[BEGIN Record list]

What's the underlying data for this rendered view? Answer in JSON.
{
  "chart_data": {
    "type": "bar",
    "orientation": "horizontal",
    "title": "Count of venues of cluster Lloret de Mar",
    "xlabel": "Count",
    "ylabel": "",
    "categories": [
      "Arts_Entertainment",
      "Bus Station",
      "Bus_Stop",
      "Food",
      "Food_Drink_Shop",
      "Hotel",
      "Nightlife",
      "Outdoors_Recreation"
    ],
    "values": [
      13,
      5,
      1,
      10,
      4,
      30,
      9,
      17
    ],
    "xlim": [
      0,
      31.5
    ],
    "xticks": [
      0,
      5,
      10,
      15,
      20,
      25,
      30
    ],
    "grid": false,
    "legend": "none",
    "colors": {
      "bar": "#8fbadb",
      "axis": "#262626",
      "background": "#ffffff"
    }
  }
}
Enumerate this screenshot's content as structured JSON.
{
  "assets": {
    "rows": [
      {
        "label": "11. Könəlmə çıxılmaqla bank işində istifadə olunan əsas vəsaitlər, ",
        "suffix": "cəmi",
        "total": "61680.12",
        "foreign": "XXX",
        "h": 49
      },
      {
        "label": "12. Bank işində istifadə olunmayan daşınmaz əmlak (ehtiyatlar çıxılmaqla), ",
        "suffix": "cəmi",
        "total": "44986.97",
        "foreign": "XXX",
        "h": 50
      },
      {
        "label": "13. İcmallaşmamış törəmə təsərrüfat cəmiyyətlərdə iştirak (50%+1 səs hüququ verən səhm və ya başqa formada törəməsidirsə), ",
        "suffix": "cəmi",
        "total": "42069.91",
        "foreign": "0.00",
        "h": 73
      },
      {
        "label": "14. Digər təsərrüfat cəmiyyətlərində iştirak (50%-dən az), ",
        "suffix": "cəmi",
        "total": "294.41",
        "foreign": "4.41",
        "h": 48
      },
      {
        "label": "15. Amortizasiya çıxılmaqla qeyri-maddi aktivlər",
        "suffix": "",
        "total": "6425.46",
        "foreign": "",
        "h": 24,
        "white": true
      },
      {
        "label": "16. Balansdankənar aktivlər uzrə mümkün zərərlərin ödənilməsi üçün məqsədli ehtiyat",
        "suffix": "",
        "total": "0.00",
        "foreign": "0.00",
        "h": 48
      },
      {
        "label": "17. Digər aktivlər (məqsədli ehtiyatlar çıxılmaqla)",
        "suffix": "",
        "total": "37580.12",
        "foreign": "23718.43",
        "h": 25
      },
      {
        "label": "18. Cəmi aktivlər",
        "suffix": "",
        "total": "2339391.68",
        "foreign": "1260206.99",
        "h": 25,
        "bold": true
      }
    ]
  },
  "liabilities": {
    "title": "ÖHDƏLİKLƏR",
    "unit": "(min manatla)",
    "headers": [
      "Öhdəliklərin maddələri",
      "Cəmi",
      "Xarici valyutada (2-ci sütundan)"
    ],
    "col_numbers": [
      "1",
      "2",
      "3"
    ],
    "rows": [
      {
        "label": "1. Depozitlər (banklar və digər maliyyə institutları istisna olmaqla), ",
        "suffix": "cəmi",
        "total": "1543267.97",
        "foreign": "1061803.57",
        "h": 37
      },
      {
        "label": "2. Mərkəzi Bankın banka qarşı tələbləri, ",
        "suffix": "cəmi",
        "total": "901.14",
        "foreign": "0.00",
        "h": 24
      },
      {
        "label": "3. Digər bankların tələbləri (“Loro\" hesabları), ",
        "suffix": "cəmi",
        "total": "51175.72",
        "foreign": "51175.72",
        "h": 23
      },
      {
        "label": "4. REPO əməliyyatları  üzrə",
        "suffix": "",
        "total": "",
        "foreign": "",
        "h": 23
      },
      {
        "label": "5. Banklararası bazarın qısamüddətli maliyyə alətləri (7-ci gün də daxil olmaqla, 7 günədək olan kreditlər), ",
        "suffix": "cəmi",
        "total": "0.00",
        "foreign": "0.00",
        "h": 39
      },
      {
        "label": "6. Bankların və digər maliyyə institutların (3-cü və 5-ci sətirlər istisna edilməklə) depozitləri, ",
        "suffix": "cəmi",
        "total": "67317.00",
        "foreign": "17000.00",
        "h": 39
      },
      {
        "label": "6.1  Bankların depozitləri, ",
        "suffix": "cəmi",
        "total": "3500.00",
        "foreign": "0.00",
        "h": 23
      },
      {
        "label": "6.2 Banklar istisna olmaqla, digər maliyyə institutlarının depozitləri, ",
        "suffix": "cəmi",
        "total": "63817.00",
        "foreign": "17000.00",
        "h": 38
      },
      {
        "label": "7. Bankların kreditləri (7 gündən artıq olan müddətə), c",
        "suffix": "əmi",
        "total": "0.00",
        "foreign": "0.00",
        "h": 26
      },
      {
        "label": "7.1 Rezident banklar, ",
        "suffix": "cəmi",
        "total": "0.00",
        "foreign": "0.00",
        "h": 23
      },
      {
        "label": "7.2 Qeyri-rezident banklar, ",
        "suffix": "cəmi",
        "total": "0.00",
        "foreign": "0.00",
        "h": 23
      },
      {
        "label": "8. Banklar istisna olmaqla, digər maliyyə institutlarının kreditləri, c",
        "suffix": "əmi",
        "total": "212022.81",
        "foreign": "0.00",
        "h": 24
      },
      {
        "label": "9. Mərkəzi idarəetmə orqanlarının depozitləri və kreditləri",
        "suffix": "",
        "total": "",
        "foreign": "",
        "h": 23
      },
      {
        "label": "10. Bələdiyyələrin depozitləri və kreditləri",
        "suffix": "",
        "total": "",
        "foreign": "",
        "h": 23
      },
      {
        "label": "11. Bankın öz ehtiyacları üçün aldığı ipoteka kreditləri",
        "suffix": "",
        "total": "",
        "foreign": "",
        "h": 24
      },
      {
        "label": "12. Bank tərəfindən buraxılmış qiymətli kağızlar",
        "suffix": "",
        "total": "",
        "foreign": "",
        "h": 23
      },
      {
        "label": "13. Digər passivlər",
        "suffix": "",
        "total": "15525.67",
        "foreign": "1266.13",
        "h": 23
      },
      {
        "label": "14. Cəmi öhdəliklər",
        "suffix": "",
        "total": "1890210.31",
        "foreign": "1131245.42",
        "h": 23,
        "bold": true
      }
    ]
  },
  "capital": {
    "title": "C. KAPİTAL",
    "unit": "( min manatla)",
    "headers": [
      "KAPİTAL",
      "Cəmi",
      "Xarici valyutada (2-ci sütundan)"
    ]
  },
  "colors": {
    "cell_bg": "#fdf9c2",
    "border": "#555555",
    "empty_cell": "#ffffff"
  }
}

[END Record list]

*Work to complete*
Copy out each line of the data containing the string "təsərrüfat".

*Task solution*
        "label": "13. İcmallaşmamış törəmə təsərrüfat cəmiyyətlərdə iştirak (50%+1 səs hüququ verən səhm və ya başqa formada törəməsidirsə), ",
        "label": "14. Digər təsərrüfat cəmiyyətlərində iştirak (50%-dən az), ",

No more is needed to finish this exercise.